§ **Directions**: Identify and reproduce every line holding the string "them".

§ **Given information**:
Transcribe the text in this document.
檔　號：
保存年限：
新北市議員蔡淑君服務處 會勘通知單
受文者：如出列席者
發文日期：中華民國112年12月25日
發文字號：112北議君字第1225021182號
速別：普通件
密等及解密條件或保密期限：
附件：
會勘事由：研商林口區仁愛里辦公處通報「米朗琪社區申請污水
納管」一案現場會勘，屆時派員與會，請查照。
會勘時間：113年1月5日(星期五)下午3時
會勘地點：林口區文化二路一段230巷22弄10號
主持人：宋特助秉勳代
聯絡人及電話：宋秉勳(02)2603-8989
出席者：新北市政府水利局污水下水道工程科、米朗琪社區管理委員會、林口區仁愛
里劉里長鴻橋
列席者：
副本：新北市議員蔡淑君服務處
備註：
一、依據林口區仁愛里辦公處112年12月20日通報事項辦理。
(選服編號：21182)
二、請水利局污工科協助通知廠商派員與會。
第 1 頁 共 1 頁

---

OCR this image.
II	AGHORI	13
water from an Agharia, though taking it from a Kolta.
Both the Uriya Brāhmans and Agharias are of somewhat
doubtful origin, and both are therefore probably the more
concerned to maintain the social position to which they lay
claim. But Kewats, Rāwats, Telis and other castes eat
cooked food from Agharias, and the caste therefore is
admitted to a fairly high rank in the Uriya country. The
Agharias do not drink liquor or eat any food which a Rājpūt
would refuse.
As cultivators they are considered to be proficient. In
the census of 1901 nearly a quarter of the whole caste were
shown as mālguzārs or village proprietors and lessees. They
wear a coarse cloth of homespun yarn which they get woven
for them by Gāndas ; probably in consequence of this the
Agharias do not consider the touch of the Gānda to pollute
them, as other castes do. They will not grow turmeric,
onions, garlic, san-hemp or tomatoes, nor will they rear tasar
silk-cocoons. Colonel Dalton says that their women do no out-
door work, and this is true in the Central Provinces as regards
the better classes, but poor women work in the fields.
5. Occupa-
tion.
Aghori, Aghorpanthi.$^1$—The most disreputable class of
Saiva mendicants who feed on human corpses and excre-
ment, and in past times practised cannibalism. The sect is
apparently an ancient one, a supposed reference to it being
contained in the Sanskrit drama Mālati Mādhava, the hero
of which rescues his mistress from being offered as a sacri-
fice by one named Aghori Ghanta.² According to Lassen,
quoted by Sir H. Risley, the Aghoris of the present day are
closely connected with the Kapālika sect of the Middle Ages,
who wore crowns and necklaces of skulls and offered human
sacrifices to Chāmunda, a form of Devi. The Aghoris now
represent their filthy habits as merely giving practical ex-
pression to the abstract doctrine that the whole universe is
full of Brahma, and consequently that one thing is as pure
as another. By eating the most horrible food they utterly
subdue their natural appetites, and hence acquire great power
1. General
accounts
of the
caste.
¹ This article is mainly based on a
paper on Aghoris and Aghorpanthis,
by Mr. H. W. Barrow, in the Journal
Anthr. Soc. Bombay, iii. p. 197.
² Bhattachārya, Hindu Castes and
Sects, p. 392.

§ **Answer to this exercise**:
for them by Gāndas ; probably in consequence of this the
them, as other castes do. They will not grow turmeric,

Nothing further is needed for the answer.